Job -> Using the data below, copy every line that contains the word "failure".
* start *
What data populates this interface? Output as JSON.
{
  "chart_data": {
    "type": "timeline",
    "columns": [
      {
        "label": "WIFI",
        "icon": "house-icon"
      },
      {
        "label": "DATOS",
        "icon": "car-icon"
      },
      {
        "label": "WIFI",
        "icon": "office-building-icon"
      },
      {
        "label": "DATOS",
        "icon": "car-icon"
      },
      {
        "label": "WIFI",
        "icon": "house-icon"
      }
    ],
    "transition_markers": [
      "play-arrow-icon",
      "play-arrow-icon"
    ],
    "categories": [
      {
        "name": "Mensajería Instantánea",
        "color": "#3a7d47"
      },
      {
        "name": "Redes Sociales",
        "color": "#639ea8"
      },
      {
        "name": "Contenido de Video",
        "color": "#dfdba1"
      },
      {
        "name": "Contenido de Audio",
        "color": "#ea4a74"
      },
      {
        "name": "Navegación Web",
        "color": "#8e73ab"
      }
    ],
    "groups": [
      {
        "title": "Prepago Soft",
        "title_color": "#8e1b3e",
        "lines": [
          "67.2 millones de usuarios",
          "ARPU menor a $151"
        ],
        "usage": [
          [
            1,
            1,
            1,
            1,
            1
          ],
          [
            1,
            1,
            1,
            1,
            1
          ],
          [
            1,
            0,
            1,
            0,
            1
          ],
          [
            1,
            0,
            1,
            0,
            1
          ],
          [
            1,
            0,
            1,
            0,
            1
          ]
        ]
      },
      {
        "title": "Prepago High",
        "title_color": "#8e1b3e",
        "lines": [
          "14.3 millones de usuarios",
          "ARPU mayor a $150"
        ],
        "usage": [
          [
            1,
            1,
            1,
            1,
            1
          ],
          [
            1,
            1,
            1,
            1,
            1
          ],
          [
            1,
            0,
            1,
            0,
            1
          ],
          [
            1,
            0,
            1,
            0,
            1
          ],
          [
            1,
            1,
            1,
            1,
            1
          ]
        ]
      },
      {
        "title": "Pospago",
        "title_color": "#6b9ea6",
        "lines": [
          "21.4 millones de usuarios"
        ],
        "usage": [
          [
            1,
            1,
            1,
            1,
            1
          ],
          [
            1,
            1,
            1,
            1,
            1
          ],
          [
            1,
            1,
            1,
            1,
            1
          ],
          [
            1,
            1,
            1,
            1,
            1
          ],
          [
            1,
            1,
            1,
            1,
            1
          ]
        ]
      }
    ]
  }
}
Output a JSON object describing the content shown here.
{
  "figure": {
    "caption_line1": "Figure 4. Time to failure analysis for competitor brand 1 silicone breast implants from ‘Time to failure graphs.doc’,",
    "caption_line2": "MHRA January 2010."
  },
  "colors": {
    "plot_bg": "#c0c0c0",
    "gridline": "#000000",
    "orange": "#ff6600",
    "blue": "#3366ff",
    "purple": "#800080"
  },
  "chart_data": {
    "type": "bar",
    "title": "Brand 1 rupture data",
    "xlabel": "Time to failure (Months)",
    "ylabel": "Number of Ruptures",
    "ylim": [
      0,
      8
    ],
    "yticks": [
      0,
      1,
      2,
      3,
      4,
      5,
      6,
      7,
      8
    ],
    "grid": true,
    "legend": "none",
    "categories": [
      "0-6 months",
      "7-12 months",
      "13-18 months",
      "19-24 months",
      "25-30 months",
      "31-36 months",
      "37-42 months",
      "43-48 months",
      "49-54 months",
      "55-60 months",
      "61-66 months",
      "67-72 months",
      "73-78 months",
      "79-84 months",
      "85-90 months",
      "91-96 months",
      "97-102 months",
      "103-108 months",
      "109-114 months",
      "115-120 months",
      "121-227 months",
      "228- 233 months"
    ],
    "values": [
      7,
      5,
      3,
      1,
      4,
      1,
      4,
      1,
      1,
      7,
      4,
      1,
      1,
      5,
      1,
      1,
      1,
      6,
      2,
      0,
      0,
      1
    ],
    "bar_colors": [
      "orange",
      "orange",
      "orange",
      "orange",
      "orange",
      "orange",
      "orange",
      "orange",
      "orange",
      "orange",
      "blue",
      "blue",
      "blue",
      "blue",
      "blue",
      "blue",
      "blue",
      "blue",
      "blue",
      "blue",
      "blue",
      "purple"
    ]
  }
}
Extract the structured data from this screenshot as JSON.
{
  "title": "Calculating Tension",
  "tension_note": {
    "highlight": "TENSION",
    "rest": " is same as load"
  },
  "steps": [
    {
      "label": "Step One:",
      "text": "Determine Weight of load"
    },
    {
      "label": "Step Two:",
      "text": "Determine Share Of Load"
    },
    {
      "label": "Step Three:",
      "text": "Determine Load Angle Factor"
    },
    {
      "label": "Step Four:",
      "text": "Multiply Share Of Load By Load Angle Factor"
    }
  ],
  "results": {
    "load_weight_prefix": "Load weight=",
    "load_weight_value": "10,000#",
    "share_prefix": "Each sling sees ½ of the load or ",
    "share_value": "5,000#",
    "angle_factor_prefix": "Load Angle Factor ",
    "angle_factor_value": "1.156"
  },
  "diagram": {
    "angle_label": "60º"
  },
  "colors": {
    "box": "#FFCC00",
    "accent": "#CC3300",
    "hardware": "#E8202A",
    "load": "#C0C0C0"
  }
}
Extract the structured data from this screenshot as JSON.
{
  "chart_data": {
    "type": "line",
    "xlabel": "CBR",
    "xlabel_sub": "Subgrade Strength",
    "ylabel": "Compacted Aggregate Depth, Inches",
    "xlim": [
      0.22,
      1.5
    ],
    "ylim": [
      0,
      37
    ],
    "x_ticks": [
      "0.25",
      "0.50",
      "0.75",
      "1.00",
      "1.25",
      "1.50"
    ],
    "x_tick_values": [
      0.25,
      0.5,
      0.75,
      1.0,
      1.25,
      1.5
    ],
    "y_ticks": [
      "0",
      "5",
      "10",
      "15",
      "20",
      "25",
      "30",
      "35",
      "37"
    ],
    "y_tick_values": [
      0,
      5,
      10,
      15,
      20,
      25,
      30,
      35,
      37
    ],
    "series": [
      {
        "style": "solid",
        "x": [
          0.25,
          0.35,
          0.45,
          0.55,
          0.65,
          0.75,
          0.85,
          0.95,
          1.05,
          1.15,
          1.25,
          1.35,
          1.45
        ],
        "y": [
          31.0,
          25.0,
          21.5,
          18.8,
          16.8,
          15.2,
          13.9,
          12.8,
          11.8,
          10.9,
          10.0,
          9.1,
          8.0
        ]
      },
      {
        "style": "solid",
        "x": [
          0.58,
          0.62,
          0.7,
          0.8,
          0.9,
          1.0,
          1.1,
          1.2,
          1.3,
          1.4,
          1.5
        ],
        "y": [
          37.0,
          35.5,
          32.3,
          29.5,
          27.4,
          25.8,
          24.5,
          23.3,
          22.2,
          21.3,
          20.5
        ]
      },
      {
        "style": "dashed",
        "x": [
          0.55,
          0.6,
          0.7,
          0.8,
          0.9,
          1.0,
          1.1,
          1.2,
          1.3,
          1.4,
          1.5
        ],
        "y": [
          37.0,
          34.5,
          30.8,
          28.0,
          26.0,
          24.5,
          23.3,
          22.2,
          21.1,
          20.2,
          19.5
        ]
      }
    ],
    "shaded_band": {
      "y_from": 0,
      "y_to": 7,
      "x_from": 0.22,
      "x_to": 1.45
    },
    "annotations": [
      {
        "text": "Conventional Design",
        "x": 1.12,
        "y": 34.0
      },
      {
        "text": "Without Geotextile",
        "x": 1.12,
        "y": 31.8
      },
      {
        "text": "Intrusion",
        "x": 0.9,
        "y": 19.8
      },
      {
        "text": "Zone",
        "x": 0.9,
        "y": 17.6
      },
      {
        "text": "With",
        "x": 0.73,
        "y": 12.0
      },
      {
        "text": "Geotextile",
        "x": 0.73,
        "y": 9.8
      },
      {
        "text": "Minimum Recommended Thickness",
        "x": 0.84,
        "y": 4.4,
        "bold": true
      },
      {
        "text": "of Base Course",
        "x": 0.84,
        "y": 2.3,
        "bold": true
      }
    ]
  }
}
* end *
Worked solution ->
    "caption_line1": "Figure 4. Time to failure analysis for competitor brand 1 silicone breast implants from ‘Time to failure graphs.doc’,",
    "xlabel": "Time to failure (Months)",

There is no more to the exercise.